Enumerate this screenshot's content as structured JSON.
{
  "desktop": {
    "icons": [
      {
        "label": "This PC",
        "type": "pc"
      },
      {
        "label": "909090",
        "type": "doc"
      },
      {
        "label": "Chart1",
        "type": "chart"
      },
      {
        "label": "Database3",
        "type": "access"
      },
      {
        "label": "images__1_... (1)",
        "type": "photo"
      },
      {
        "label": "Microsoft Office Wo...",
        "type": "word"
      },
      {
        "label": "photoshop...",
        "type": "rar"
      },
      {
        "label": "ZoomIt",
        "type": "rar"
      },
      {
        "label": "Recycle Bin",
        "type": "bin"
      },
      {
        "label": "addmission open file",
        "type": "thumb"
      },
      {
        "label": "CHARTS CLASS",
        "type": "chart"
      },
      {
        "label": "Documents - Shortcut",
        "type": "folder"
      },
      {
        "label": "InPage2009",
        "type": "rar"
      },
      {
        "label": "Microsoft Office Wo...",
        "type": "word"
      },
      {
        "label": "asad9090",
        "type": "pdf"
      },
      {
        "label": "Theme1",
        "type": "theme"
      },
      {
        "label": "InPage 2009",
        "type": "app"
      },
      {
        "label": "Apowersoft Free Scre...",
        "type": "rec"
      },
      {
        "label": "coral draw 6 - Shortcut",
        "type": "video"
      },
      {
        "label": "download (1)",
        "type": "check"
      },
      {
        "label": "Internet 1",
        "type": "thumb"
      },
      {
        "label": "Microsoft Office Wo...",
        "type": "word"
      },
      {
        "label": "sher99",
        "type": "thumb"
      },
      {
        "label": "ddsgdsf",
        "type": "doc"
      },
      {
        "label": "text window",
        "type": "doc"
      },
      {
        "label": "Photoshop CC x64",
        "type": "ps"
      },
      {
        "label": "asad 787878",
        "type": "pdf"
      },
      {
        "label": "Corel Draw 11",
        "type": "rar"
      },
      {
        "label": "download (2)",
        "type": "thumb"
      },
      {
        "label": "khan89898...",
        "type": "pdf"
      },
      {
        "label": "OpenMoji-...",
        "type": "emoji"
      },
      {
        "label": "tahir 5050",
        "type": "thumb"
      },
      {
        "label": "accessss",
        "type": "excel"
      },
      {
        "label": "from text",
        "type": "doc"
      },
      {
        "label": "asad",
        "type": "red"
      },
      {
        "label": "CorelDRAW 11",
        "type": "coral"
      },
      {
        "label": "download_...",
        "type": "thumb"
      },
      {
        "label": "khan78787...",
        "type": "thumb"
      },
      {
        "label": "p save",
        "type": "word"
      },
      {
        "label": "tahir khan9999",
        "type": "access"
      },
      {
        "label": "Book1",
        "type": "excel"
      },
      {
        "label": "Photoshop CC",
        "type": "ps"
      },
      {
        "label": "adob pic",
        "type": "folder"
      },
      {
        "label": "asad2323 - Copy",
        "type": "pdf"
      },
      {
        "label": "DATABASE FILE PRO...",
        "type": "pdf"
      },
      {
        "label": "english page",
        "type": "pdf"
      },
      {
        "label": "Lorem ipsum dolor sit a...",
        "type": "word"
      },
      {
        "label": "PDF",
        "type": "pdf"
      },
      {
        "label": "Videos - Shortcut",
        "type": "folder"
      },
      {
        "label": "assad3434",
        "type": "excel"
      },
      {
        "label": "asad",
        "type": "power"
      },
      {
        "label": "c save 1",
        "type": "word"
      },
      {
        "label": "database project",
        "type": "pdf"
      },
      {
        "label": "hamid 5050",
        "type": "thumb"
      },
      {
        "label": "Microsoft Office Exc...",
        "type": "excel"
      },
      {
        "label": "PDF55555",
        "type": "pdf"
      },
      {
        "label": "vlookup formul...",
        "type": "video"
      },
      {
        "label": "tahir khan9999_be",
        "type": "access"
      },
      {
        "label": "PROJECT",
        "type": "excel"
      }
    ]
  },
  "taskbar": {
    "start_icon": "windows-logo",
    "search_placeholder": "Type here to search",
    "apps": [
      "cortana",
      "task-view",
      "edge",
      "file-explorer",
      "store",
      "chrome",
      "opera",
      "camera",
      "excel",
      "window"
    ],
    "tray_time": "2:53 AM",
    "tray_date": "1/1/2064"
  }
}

+ + + + + + +

* Aim of the exercise *
Copy all the records above precisely.

* Result of this exercise *
Enumerate this screenshot's content as structured JSON.
{
  "desktop": {
    "icons": [
      {
        "label": "This PC",
        "type": "pc"
      },
      {
        "label": "909090",
        "type": "doc"
      },
      {
        "label": "Chart1",
        "type": "chart"
      },
      {
        "label": "Database3",
        "type": "access"
      },
      {
        "label": "images__1_... (1)",
        "type": "photo"
      },
      {
        "label": "Microsoft Office Wo...",
        "type": "word"
      },
      {
        "label": "photoshop...",
        "type": "rar"
      },
      {
        "label": "ZoomIt",
        "type": "rar"
      },
      {
        "label": "Recycle Bin",
        "type": "bin"
      },
      {
        "label": "addmission open file",
        "type": "thumb"
      },
      {
        "label": "CHARTS CLASS",
        "type": "chart"
      },
      {
        "label": "Documents - Shortcut",
        "type": "folder"
      },
      {
        "label": "InPage2009",
        "type": "rar"
      },
      {
        "label": "Microsoft Office Wo...",
        "type": "word"
      },
      {
        "label": "asad9090",
        "type": "pdf"
      },
      {
        "label": "Theme1",
        "type": "theme"
      },
      {
        "label": "InPage 2009",
        "type": "app"
      },
      {
        "label": "Apowersoft Free Scre...",
        "type": "rec"
      },
      {
        "label": "coral draw 6 - Shortcut",
        "type": "video"
      },
      {
        "label": "download (1)",
        "type": "check"
      },
      {
        "label": "Internet 1",
        "type": "thumb"
      },
      {
        "label": "Microsoft Office Wo...",
        "type": "word"
      },
      {
        "label": "sher99",
        "type": "thumb"
      },
      {
        "label": "ddsgdsf",
        "type": "doc"
      },
      {
        "label": "text window",
        "type": "doc"
      },
      {
        "label": "Photoshop CC x64",
        "type": "ps"
      },
      {
        "label": "asad 787878",
        "type": "pdf"
      },
      {
        "label": "Corel Draw 11",
        "type": "rar"
      },
      {
        "label": "download (2)",
        "type": "thumb"
      },
      {
        "label": "khan89898...",
        "type": "pdf"
      },
      {
        "label": "OpenMoji-...",
        "type": "emoji"
      },
      {
        "label": "tahir 5050",
        "type": "thumb"
      },
      {
        "label": "accessss",
        "type": "excel"
      },
      {
        "label": "from text",
        "type": "doc"
      },
      {
        "label": "asad",
        "type": "red"
      },
      {
        "label": "CorelDRAW 11",
        "type": "coral"
      },
      {
        "label": "download_...",
        "type": "thumb"
      },
      {
        "label": "khan78787...",
        "type": "thumb"
      },
      {
        "label": "p save",
        "type": "word"
      },
      {
        "label": "tahir khan9999",
        "type": "access"
      },
      {
        "label": "Book1",
        "type": "excel"
      },
      {
        "label": "Photoshop CC",
        "type": "ps"
      },
      {
        "label": "adob pic",
        "type": "folder"
      },
      {
        "label": "asad2323 - Copy",
        "type": "pdf"
      },
      {
        "label": "DATABASE FILE PRO...",
        "type": "pdf"
      },
      {
        "label": "english page",
        "type": "pdf"
      },
      {
        "label": "Lorem ipsum dolor sit a...",
        "type": "word"
      },
      {
        "label": "PDF",
        "type": "pdf"
      },
      {
        "label": "Videos - Shortcut",
        "type": "folder"
      },
      {
        "label": "assad3434",
        "type": "excel"
      },
      {
        "label": "asad",
        "type": "power"
      },
      {
        "label": "c save 1",
        "type": "word"
      },
      {
        "label": "database project",
        "type": "pdf"
      },
      {
        "label": "hamid 5050",
        "type": "thumb"
      },
      {
        "label": "Microsoft Office Exc...",
        "type": "excel"
      },
      {
        "label": "PDF55555",
        "type": "pdf"
      },
      {
        "label": "vlookup formul...",
        "type": "video"
      },
      {
        "label": "tahir khan9999_be",
        "type": "access"
      },
      {
        "label": "PROJECT",
        "type": "excel"
      }
    ]
  },
  "taskbar": {
    "start_icon": "windows-logo",
    "search_placeholder": "Type here to search",
    "apps": [
      "cortana",
      "task-view",
      "edge",
      "file-explorer",
      "store",
      "chrome",
      "opera",
      "camera",
      "excel",
      "window"
    ],
    "tray_time": "2:53 AM",
    "tray_date": "1/1/2064"
  }
}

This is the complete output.